■ Given request
Here are some records; return them all exactly.

★ ★ ★

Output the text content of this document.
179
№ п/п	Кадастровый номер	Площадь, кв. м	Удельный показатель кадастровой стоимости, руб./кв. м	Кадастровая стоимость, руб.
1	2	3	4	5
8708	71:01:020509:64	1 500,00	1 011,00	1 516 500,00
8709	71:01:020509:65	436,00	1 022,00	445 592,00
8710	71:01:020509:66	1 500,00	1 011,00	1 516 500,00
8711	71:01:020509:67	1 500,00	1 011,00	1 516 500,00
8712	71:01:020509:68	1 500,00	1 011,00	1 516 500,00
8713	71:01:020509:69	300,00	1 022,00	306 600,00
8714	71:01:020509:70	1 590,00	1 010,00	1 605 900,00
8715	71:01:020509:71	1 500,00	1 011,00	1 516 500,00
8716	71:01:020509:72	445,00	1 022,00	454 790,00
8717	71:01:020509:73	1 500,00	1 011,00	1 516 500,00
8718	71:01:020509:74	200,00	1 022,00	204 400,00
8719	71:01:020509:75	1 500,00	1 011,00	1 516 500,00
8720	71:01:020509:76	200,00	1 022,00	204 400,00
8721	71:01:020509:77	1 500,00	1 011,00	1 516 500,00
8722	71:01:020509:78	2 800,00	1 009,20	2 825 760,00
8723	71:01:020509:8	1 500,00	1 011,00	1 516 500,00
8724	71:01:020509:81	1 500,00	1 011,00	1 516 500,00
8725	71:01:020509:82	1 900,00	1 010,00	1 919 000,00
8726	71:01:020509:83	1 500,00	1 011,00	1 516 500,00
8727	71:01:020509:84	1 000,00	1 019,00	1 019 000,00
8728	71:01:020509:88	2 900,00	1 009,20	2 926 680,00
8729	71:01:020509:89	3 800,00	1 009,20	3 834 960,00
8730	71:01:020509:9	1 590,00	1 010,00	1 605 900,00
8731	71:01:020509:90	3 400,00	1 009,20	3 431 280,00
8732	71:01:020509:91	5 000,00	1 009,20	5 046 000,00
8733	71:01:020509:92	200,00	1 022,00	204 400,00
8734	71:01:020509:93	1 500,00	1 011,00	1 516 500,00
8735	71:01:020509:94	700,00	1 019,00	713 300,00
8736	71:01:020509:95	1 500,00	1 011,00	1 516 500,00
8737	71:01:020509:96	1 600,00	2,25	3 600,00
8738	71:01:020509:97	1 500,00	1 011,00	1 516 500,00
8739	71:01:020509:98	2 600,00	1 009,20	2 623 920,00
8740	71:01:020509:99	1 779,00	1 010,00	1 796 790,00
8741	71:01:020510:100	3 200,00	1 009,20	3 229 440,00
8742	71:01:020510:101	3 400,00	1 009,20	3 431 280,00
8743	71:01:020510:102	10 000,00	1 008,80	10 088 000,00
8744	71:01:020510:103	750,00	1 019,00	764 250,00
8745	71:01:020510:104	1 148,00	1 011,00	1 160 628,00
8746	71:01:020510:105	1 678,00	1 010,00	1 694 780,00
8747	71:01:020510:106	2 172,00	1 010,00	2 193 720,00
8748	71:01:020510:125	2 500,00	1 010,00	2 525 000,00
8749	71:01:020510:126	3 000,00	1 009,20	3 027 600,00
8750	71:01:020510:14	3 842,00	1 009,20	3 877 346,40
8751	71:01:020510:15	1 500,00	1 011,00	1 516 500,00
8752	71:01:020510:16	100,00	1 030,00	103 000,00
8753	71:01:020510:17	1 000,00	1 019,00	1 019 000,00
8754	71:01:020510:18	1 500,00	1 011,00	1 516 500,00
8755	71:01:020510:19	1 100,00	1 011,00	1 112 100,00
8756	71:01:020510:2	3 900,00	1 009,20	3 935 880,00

★ ★ ★

■ Exercise solution
Output the text content of this document.
179
№ п/п	Кадастровый номер	Площадь, кв. м	Удельный показатель кадастровой стоимости, руб./кв. м	Кадастровая стоимость, руб.
1	2	3	4	5
8708	71:01:020509:64	1 500,00	1 011,00	1 516 500,00
8709	71:01:020509:65	436,00	1 022,00	445 592,00
8710	71:01:020509:66	1 500,00	1 011,00	1 516 500,00
8711	71:01:020509:67	1 500,00	1 011,00	1 516 500,00
8712	71:01:020509:68	1 500,00	1 011,00	1 516 500,00
8713	71:01:020509:69	300,00	1 022,00	306 600,00
8714	71:01:020509:70	1 590,00	1 010,00	1 605 900,00
8715	71:01:020509:71	1 500,00	1 011,00	1 516 500,00
8716	71:01:020509:72	445,00	1 022,00	454 790,00
8717	71:01:020509:73	1 500,00	1 011,00	1 516 500,00
8718	71:01:020509:74	200,00	1 022,00	204 400,00
8719	71:01:020509:75	1 500,00	1 011,00	1 516 500,00
8720	71:01:020509:76	200,00	1 022,00	204 400,00
8721	71:01:020509:77	1 500,00	1 011,00	1 516 500,00
8722	71:01:020509:78	2 800,00	1 009,20	2 825 760,00
8723	71:01:020509:8	1 500,00	1 011,00	1 516 500,00
8724	71:01:020509:81	1 500,00	1 011,00	1 516 500,00
8725	71:01:020509:82	1 900,00	1 010,00	1 919 000,00
8726	71:01:020509:83	1 500,00	1 011,00	1 516 500,00
8727	71:01:020509:84	1 000,00	1 019,00	1 019 000,00
8728	71:01:020509:88	2 900,00	1 009,20	2 926 680,00
8729	71:01:020509:89	3 800,00	1 009,20	3 834 960,00
8730	71:01:020509:9	1 590,00	1 010,00	1 605 900,00
8731	71:01:020509:90	3 400,00	1 009,20	3 431 280,00
8732	71:01:020509:91	5 000,00	1 009,20	5 046 000,00
8733	71:01:020509:92	200,00	1 022,00	204 400,00
8734	71:01:020509:93	1 500,00	1 011,00	1 516 500,00
8735	71:01:020509:94	700,00	1 019,00	713 300,00
8736	71:01:020509:95	1 500,00	1 011,00	1 516 500,00
8737	71:01:020509:96	1 600,00	2,25	3 600,00
8738	71:01:020509:97	1 500,00	1 011,00	1 516 500,00
8739	71:01:020509:98	2 600,00	1 009,20	2 623 920,00
8740	71:01:020509:99	1 779,00	1 010,00	1 796 790,00
8741	71:01:020510:100	3 200,00	1 009,20	3 229 440,00
8742	71:01:020510:101	3 400,00	1 009,20	3 431 280,00
8743	71:01:020510:102	10 000,00	1 008,80	10 088 000,00
8744	71:01:020510:103	750,00	1 019,00	764 250,00
8745	71:01:020510:104	1 148,00	1 011,00	1 160 628,00
8746	71:01:020510:105	1 678,00	1 010,00	1 694 780,00
8747	71:01:020510:106	2 172,00	1 010,00	2 193 720,00
8748	71:01:020510:125	2 500,00	1 010,00	2 525 000,00
8749	71:01:020510:126	3 000,00	1 009,20	3 027 600,00
8750	71:01:020510:14	3 842,00	1 009,20	3 877 346,40
8751	71:01:020510:15	1 500,00	1 011,00	1 516 500,00
8752	71:01:020510:16	100,00	1 030,00	103 000,00
8753	71:01:020510:17	1 000,00	1 019,00	1 019 000,00
8754	71:01:020510:18	1 500,00	1 011,00	1 516 500,00
8755	71:01:020510:19	1 100,00	1 011,00	1 112 100,00
8756	71:01:020510:2	3 900,00	1 009,20	3 935 880,00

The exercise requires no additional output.